### SET TASK:
Pictures stay out of your copy, but everything else in the records below must be repeated exactly.

****************************************

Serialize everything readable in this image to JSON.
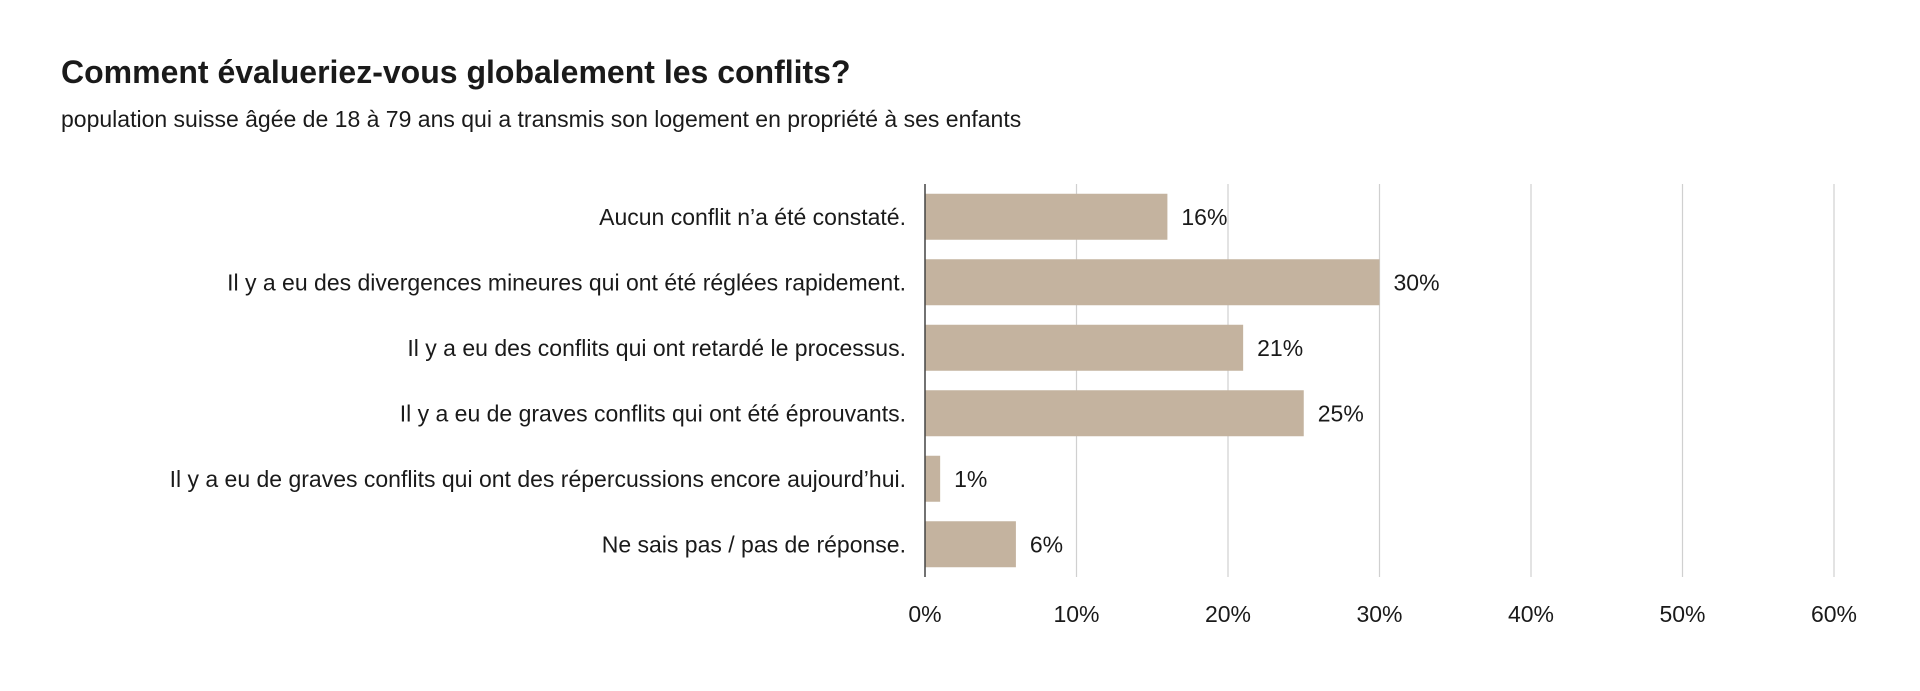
{
  "chart_data": {
    "type": "bar",
    "orientation": "horizontal",
    "title": "Comment évalueriez-vous globalement les conflits?",
    "subtitle": "population suisse âgée de 18 à 79 ans qui a transmis son logement en propriété à ses enfants",
    "categories": [
      "Aucun conflit n’a été constaté.",
      "Il y a eu des divergences mineures qui ont été réglées rapidement.",
      "Il y a eu des conflits qui ont retardé le processus.",
      "Il y a eu de graves conflits qui ont été éprouvants.",
      "Il y a eu de graves conflits qui ont des répercussions encore aujourd’hui.",
      "Ne sais pas / pas de réponse."
    ],
    "values": [
      16,
      30,
      21,
      25,
      1,
      6
    ],
    "data_labels": [
      "16%",
      "30%",
      "21%",
      "25%",
      "1%",
      "6%"
    ],
    "xlim": [
      0,
      60
    ],
    "xticks": [
      "0%",
      "10%",
      "20%",
      "30%",
      "40%",
      "50%",
      "60%"
    ],
    "xlabel": "",
    "ylabel": "",
    "grid": true,
    "bar_color": "#c4b39f",
    "grid_color": "#d0d0d0"
  }
}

****************************************

### EXPECTED OUTPUT:
Serialize everything readable in this image to JSON.
{
  "chart_data": {
    "type": "bar",
    "orientation": "horizontal",
    "title": "Comment évalueriez-vous globalement les conflits?",
    "subtitle": "population suisse âgée de 18 à 79 ans qui a transmis son logement en propriété à ses enfants",
    "categories": [
      "Aucun conflit n’a été constaté.",
      "Il y a eu des divergences mineures qui ont été réglées rapidement.",
      "Il y a eu des conflits qui ont retardé le processus.",
      "Il y a eu de graves conflits qui ont été éprouvants.",
      "Il y a eu de graves conflits qui ont des répercussions encore aujourd’hui.",
      "Ne sais pas / pas de réponse."
    ],
    "values": [
      16,
      30,
      21,
      25,
      1,
      6
    ],
    "data_labels": [
      "16%",
      "30%",
      "21%",
      "25%",
      "1%",
      "6%"
    ],
    "xlim": [
      0,
      60
    ],
    "xticks": [
      "0%",
      "10%",
      "20%",
      "30%",
      "40%",
      "50%",
      "60%"
    ],
    "xlabel": "",
    "ylabel": "",
    "grid": true,
    "bar_color": "#c4b39f",
    "grid_color": "#d0d0d0"
  }
}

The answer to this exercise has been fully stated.